Every record below should be printed exactly as given.

Available records
** Start **

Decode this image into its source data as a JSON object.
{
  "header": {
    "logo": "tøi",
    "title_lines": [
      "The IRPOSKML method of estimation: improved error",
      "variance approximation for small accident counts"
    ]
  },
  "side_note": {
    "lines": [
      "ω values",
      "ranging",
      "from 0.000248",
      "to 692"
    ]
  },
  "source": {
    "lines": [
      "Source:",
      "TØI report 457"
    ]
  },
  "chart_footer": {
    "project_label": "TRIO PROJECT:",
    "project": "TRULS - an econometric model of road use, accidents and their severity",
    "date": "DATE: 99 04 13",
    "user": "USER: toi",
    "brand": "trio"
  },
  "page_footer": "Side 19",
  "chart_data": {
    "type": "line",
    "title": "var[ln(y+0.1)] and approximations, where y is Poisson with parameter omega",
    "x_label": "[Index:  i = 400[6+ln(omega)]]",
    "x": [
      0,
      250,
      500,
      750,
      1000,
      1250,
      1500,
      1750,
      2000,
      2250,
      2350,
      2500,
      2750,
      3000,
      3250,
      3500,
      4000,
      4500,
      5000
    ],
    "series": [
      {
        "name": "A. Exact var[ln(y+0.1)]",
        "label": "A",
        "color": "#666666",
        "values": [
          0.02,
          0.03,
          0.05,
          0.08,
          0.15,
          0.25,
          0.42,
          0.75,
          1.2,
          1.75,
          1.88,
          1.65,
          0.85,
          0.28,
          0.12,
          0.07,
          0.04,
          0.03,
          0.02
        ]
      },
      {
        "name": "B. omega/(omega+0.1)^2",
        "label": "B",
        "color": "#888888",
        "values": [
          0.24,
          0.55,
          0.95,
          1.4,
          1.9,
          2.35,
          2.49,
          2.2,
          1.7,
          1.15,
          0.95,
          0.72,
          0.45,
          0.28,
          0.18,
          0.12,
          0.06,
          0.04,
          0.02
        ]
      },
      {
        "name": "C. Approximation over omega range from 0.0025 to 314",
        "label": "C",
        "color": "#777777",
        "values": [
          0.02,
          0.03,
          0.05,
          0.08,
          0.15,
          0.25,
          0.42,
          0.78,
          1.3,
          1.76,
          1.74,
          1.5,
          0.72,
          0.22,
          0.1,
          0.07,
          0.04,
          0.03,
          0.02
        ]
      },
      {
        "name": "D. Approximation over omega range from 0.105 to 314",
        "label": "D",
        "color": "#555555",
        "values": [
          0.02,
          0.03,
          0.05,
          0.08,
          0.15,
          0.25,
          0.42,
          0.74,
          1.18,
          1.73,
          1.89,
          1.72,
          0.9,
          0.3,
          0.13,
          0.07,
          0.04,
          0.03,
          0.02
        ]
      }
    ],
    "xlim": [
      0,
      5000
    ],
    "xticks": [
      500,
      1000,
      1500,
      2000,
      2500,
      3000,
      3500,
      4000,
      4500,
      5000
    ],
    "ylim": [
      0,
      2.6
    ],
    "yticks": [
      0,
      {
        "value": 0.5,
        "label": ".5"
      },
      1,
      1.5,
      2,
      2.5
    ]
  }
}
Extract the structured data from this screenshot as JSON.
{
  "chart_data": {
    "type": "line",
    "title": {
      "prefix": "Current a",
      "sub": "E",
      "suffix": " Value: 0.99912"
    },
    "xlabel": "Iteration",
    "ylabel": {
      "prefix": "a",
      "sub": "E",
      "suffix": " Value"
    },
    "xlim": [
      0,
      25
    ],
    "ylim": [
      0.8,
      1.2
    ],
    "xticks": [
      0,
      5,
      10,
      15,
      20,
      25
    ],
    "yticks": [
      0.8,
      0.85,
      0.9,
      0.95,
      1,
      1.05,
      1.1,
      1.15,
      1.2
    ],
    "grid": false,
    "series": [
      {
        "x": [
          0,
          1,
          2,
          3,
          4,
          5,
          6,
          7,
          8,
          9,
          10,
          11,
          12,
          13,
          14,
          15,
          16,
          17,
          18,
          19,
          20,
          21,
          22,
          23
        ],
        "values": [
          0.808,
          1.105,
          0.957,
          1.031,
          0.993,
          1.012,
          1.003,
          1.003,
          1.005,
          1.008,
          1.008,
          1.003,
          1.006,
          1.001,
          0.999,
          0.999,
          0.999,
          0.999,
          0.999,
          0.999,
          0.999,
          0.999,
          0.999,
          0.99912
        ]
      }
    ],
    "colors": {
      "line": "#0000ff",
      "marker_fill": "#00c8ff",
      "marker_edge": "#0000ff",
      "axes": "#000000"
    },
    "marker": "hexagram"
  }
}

** End **

The output
Decode this image into its source data as a JSON object.
{
  "header": {
    "logo": "tøi",
    "title_lines": [
      "The IRPOSKML method of estimation: improved error",
      "variance approximation for small accident counts"
    ]
  },
  "side_note": {
    "lines": [
      "ω values",
      "ranging",
      "from 0.000248",
      "to 692"
    ]
  },
  "source": {
    "lines": [
      "Source:",
      "TØI report 457"
    ]
  },
  "chart_footer": {
    "project_label": "TRIO PROJECT:",
    "project": "TRULS - an econometric model of road use, accidents and their severity",
    "date": "DATE: 99 04 13",
    "user": "USER: toi",
    "brand": "trio"
  },
  "page_footer": "Side 19",
  "chart_data": {
    "type": "line",
    "title": "var[ln(y+0.1)] and approximations, where y is Poisson with parameter omega",
    "x_label": "[Index:  i = 400[6+ln(omega)]]",
    "x": [
      0,
      250,
      500,
      750,
      1000,
      1250,
      1500,
      1750,
      2000,
      2250,
      2350,
      2500,
      2750,
      3000,
      3250,
      3500,
      4000,
      4500,
      5000
    ],
    "series": [
      {
        "name": "A. Exact var[ln(y+0.1)]",
        "label": "A",
        "color": "#666666",
        "values": [
          0.02,
          0.03,
          0.05,
          0.08,
          0.15,
          0.25,
          0.42,
          0.75,
          1.2,
          1.75,
          1.88,
          1.65,
          0.85,
          0.28,
          0.12,
          0.07,
          0.04,
          0.03,
          0.02
        ]
      },
      {
        "name": "B. omega/(omega+0.1)^2",
        "label": "B",
        "color": "#888888",
        "values": [
          0.24,
          0.55,
          0.95,
          1.4,
          1.9,
          2.35,
          2.49,
          2.2,
          1.7,
          1.15,
          0.95,
          0.72,
          0.45,
          0.28,
          0.18,
          0.12,
          0.06,
          0.04,
          0.02
        ]
      },
      {
        "name": "C. Approximation over omega range from 0.0025 to 314",
        "label": "C",
        "color": "#777777",
        "values": [
          0.02,
          0.03,
          0.05,
          0.08,
          0.15,
          0.25,
          0.42,
          0.78,
          1.3,
          1.76,
          1.74,
          1.5,
          0.72,
          0.22,
          0.1,
          0.07,
          0.04,
          0.03,
          0.02
        ]
      },
      {
        "name": "D. Approximation over omega range from 0.105 to 314",
        "label": "D",
        "color": "#555555",
        "values": [
          0.02,
          0.03,
          0.05,
          0.08,
          0.15,
          0.25,
          0.42,
          0.74,
          1.18,
          1.73,
          1.89,
          1.72,
          0.9,
          0.3,
          0.13,
          0.07,
          0.04,
          0.03,
          0.02
        ]
      }
    ],
    "xlim": [
      0,
      5000
    ],
    "xticks": [
      500,
      1000,
      1500,
      2000,
      2500,
      3000,
      3500,
      4000,
      4500,
      5000
    ],
    "ylim": [
      0,
      2.6
    ],
    "yticks": [
      0,
      {
        "value": 0.5,
        "label": ".5"
      },
      1,
      1.5,
      2,
      2.5
    ]
  }
}
Extract the structured data from this screenshot as JSON.
{
  "chart_data": {
    "type": "line",
    "title": {
      "prefix": "Current a",
      "sub": "E",
      "suffix": " Value: 0.99912"
    },
    "xlabel": "Iteration",
    "ylabel": {
      "prefix": "a",
      "sub": "E",
      "suffix": " Value"
    },
    "xlim": [
      0,
      25
    ],
    "ylim": [
      0.8,
      1.2
    ],
    "xticks": [
      0,
      5,
      10,
      15,
      20,
      25
    ],
    "yticks": [
      0.8,
      0.85,
      0.9,
      0.95,
      1,
      1.05,
      1.1,
      1.15,
      1.2
    ],
    "grid": false,
    "series": [
      {
        "x": [
          0,
          1,
          2,
          3,
          4,
          5,
          6,
          7,
          8,
          9,
          10,
          11,
          12,
          13,
          14,
          15,
          16,
          17,
          18,
          19,
          20,
          21,
          22,
          23
        ],
        "values": [
          0.808,
          1.105,
          0.957,
          1.031,
          0.993,
          1.012,
          1.003,
          1.003,
          1.005,
          1.008,
          1.008,
          1.003,
          1.006,
          1.001,
          0.999,
          0.999,
          0.999,
          0.999,
          0.999,
          0.999,
          0.999,
          0.999,
          0.999,
          0.99912
        ]
      }
    ],
    "colors": {
      "line": "#0000ff",
      "marker_fill": "#00c8ff",
      "marker_edge": "#0000ff",
      "axes": "#000000"
    },
    "marker": "hexagram"
  }
}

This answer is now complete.